Selected excerpt:
========

If the style carries out a Cartesian parody, this freedom from
desire may be the influence of Schopenhauer's or Dante's. (54)
Dante may also be influential as regards language and the already
mentioned signifier-signified relation, since for him
[t]o the concept of sign there always has to belong an only. Man
can only know deeper truth by means of signs, what is more, he is
not even able to express everything--for example the experience of
the mystic--with their help. (One of the basic traits of Danteian
poetics derives from here: the thematization of the "ineffable,"
the idiosyncratic allegorism of the attempt at uttering the in
"effable.") (55)
It also seems remarkable that in the passage from Dante's
Inferno which Janos Kelemen analyses (Inferno XIII) with respect to
references to language, "the state of suffering is identified with
the discord of voices and languages described in the scene. It is
important to emphasize the distinction: language here does not simply
express suffering, it is suffering itself." (56)
So is it in Watt. As discussed above, the realm of 'quid pro
quo' was already for Murphy a world to flee from. Watt has the same
experience but even more forcefully, his permutations show what is
possible in language, how with words he can try to find some meaning,
and how inevitably he has to fail with his method. Watt needs to get
close to Mr. Knott, "what Watt's cryptic words ... stress is
the desire for fusion with Knott." (57) He wishes to reach and
become that something beyond all thought, all language, that nothing,
probably, which is represented by Knott. Yet his thinking in language
will keep him far from that which is incomprehensible by means of
language. His suffering, his failure is in language, he understands Mr.
Knott only when he leaves him, after he stops thinking about him, only
when Mr. Knott becomes an absence for him. Because Mr. Knott, the end of
all Watt's desires, is absence, the freedom from the obligation of
presence. Mr. Knott is unrepresentable, that is why the method to reach
him can again only be indifference and the absence of desire.
It is certain, at least, that Watt is in need of another language,
"as he speaks in riddles, [he] seems to express the desire for
another tongue in which it would be possible to speak something other
than what is available in his original language." (58) As Watt was,
for more than a decade, the last prose work that Beckett wrote in
English, Watt's wish to go beyond language, to prove its utter
futility may even be regarded as reflecting Beckett's own feelings
at that time.
Already in Dream of Fair to Middling Women, a "pot-pourri of
volatile but irreconcilable elements, part-autobiography, part-fiction,
and part-looseleaf folder for any passing expressive gesture" (59)
written before Murphy, Beckett writes on Racine and Malherbe: "They
have no style, they write without style, do they not, they give you the
phrase, the sparkle, the precious margaret. Perhaps only the French
language can do it. Perhaps only the French language can give you the
thing you want." (60) Indeed, if one thinks of the appreciation
Beckett was given in France for his trilogy and of course with the
original French Waiting for Godot and Endgame, the above statement
appears to be literally true.

========

Recorded information:
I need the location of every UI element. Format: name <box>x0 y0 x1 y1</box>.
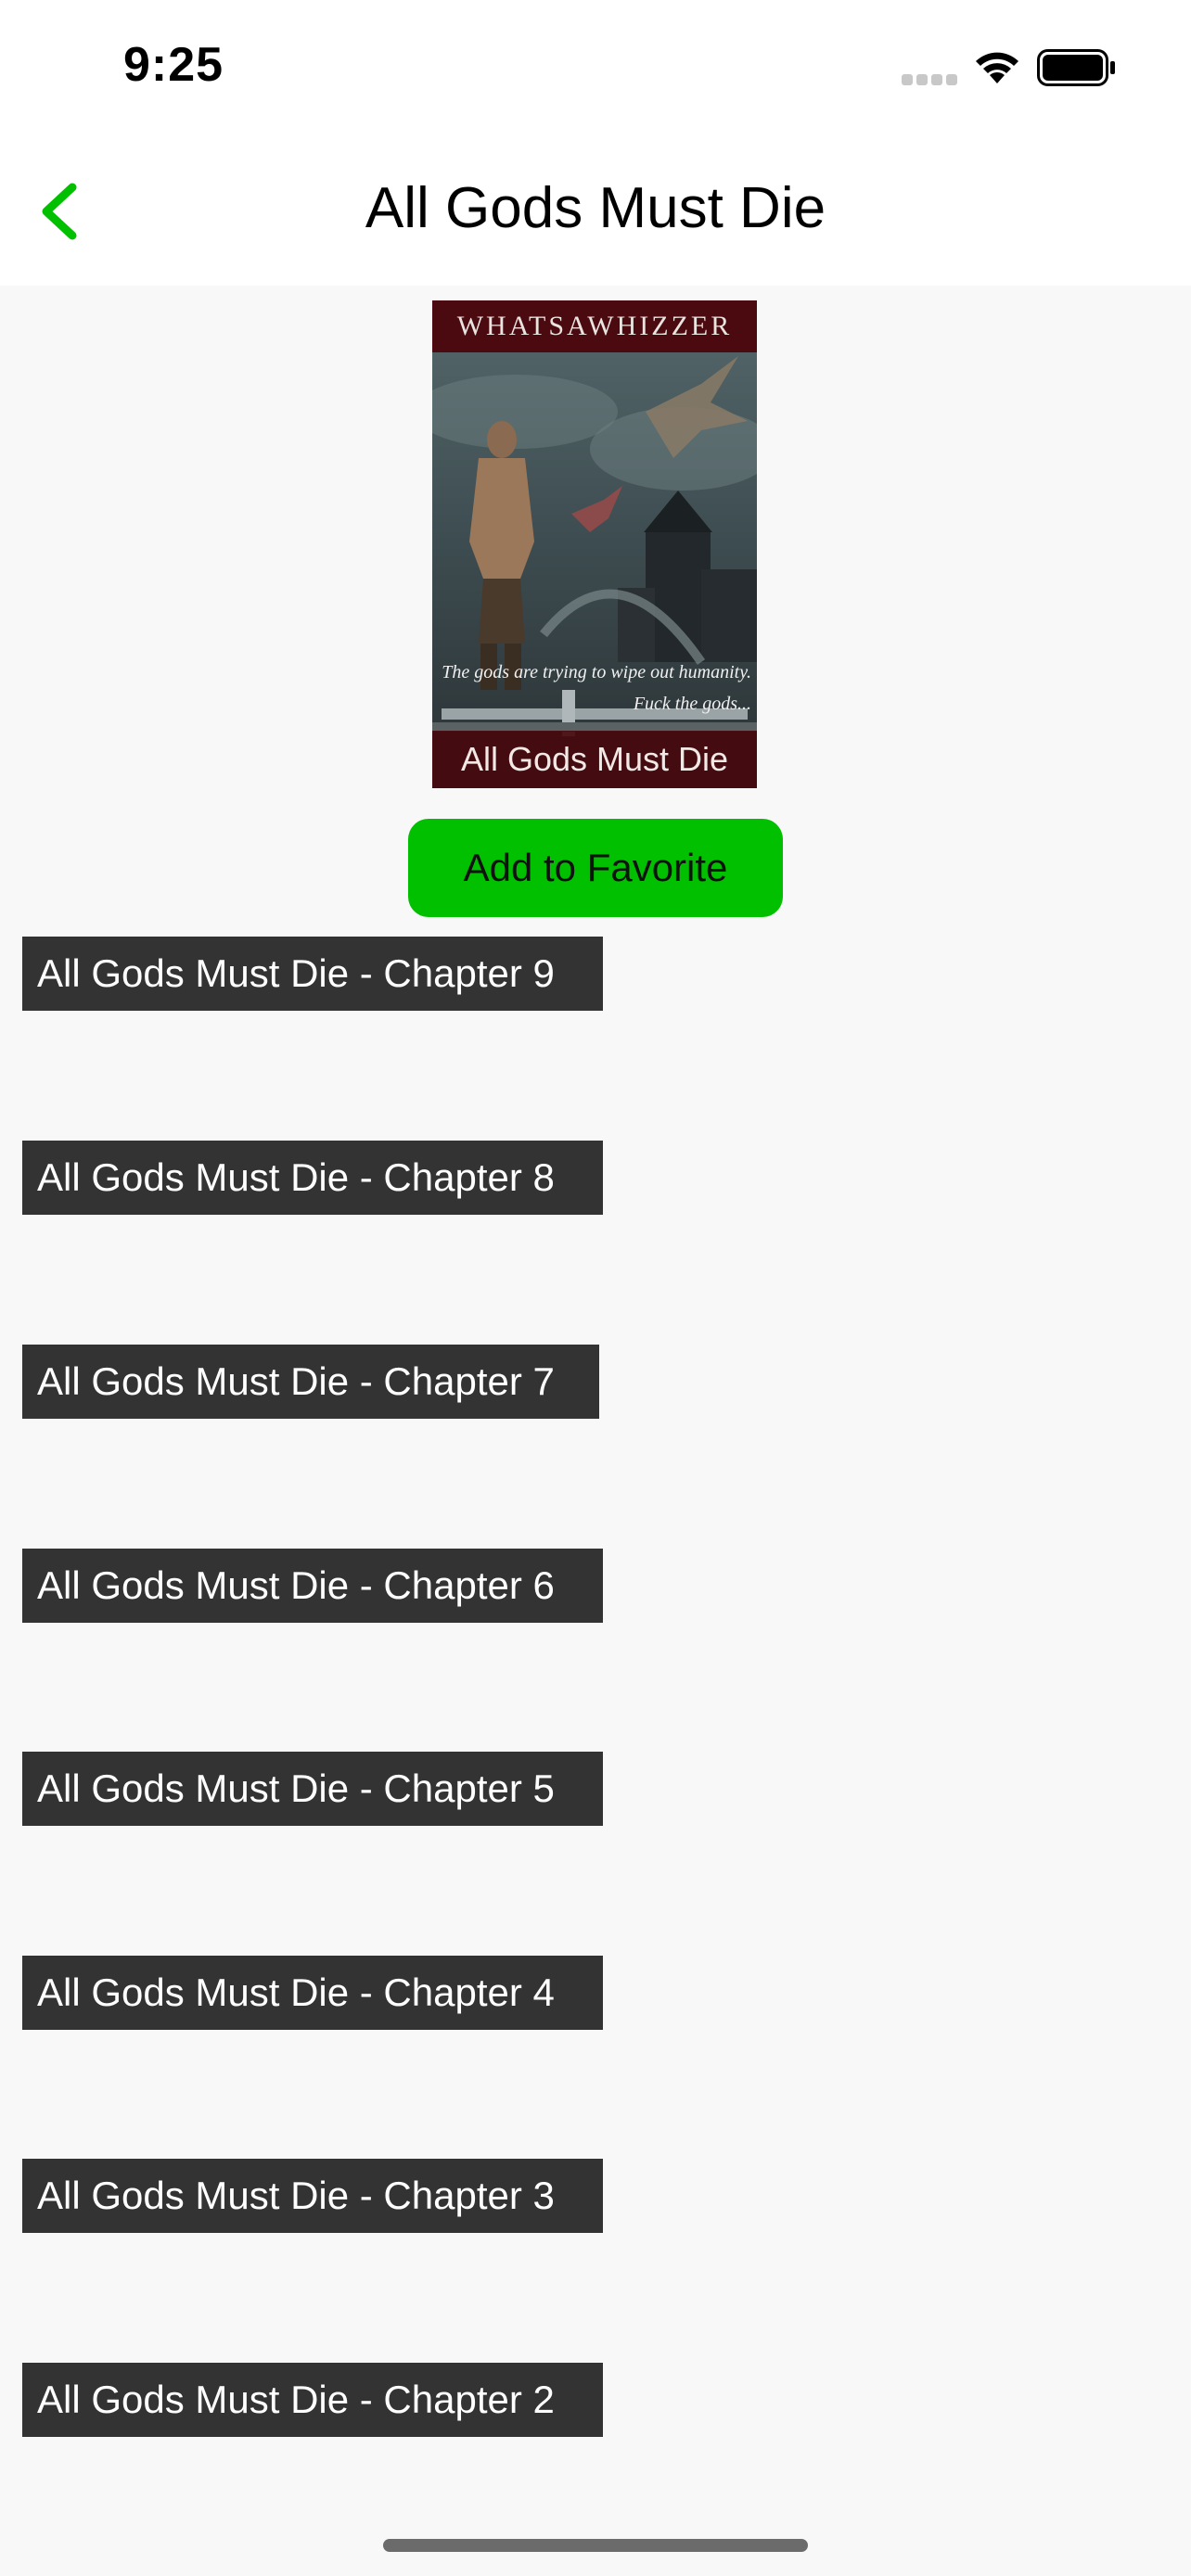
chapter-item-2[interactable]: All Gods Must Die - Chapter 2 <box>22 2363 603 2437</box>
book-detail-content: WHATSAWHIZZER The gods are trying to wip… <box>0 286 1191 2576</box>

========

What to do:
1 - Reproduce the passage on Beckett's Watt from "Knott only when" to "absence of desire.".
2 - In the passage on Beckett's Watt, what is the state of suffering in Inferno XIII identified with?
3 - Write the next part of the passage on Beckett's Watt, picking up after its final sentence.
The data has no connection to the passage on Beckett's Watt.

Task-by-task answers:
1 -
Knott only when he leaves him, after he stops thinking about him, only
when Mr. Knott becomes an absence for him. Because Mr. Knott, the end of
all Watt's desires, is absence, the freedom from the obligation of
presence. Mr. Knott is unrepresentable, that is why the method to reach
him can again only be indifference and the absence of desire.

2 - The discord of voices and languages described in the scene.

3 -
Watt is, however, an English book. Yet, it has a sort of transitory
character, it presses the problematic of language so much that the
reader is bound to feel some doubt at least concerning language. Ann
Beer, dealing extensively with Beckett's bilingualism, also throws
light on why Watt can already be regarded as partly a French book. She
claims that in Watt Beckett's altered relation to English can be
discovered, what is more, this is the book that "reveals the
pressure of bilingualism in its most acute form in Beckett's
works." (61) Beer draws a parallel between Beckett's
externalization of English in this work and the function of the two
languages in the bilingual mind: the languages are seen as different
codes, and have far less reliability than does his or her only language
for the monolingual person. She then goes on to argue that, when writing
Watt, Beckett had already been under the influence of French (the time
of writing is 1941-1945, when Beckett already lived in France and
assisted the Resistance) as can be seen from the French marginalia, the
large number of sentences having a French-like word order and so on.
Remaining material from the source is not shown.